Do this: For the data below, work out how many lines include the string "crisis" and report only the number.

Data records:
-- Start --

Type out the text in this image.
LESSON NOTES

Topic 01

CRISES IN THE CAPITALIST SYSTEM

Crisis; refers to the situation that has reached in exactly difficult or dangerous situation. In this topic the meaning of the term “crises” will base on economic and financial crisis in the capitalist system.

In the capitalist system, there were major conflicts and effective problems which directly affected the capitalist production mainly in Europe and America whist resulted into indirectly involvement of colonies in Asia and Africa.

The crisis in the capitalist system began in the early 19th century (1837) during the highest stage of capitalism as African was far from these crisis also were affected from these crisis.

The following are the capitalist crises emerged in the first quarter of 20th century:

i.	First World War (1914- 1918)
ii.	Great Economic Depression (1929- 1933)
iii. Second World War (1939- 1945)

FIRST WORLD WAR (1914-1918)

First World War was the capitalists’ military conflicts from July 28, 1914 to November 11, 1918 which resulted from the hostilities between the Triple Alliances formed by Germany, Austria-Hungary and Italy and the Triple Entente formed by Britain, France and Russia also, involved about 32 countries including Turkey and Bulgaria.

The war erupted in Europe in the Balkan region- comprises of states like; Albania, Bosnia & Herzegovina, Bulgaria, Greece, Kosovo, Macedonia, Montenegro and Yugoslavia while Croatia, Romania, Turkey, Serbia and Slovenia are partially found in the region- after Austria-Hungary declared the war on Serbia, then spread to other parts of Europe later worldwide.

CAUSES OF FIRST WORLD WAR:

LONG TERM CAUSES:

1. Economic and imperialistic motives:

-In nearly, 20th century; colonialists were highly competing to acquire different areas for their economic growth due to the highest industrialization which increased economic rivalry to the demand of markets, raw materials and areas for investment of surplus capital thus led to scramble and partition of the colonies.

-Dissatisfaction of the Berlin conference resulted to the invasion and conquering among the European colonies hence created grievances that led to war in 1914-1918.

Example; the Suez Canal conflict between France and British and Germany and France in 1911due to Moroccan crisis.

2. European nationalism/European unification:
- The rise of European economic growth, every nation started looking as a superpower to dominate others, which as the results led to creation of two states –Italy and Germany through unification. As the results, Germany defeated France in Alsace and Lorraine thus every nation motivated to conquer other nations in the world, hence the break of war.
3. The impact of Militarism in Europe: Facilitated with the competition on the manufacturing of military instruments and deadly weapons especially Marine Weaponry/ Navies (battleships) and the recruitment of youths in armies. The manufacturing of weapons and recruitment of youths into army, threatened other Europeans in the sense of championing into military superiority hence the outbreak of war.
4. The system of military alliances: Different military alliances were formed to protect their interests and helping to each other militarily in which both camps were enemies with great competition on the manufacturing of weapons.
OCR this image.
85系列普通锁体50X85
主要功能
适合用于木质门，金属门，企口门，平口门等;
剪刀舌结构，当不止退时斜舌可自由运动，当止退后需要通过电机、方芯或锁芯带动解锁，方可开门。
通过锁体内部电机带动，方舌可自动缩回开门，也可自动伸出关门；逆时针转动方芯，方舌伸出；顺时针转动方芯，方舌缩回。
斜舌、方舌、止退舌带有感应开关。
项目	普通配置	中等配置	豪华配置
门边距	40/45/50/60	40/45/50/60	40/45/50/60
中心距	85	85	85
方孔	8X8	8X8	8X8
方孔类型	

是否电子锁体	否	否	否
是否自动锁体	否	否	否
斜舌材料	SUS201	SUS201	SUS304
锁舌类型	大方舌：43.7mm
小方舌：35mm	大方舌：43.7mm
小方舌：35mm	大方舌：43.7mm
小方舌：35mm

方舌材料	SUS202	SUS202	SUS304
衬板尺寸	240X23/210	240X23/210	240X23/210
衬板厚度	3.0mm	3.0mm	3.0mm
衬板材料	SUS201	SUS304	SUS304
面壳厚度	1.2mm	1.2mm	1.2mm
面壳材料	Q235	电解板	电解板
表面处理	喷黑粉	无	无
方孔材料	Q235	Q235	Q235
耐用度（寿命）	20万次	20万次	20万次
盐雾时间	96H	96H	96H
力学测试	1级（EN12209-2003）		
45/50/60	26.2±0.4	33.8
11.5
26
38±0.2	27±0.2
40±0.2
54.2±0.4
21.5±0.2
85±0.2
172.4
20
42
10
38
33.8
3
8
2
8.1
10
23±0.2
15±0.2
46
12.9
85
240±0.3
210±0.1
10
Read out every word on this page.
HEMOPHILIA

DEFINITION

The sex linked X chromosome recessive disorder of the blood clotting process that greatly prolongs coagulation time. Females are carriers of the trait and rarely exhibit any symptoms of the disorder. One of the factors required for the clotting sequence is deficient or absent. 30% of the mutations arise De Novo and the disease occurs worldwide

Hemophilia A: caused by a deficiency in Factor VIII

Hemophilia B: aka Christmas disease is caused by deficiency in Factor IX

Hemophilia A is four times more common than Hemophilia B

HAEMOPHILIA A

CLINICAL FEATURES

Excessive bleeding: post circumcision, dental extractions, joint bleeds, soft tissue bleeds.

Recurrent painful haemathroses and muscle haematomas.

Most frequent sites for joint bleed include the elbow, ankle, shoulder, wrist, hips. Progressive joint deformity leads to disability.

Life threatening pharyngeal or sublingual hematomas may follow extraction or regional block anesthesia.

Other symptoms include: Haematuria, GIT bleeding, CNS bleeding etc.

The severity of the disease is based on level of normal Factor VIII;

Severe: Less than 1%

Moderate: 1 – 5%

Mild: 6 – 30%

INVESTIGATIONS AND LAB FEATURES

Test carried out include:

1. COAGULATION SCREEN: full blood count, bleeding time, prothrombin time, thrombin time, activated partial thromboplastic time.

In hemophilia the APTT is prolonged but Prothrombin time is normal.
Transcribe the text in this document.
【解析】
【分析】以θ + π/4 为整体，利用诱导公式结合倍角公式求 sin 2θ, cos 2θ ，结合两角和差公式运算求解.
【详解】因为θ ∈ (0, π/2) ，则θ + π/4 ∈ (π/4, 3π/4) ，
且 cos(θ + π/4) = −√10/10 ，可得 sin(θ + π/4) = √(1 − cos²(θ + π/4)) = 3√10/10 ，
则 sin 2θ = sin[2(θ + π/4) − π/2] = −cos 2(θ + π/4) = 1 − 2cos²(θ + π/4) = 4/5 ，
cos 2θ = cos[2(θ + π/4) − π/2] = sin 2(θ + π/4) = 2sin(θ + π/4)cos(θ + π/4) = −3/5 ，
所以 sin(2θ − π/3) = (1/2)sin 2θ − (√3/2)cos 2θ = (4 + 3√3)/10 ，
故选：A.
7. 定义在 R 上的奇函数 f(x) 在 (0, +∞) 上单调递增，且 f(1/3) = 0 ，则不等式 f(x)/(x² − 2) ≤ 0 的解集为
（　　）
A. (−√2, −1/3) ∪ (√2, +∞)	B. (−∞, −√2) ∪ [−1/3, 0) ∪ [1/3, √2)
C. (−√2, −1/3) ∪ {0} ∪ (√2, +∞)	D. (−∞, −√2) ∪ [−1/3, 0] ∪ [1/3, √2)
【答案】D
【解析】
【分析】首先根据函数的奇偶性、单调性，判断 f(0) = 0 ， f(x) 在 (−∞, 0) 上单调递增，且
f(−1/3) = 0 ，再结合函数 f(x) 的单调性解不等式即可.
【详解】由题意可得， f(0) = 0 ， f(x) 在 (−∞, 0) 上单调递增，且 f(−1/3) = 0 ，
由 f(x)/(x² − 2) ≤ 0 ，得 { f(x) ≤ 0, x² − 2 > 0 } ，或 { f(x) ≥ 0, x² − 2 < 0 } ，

-- End --

Task solution: 3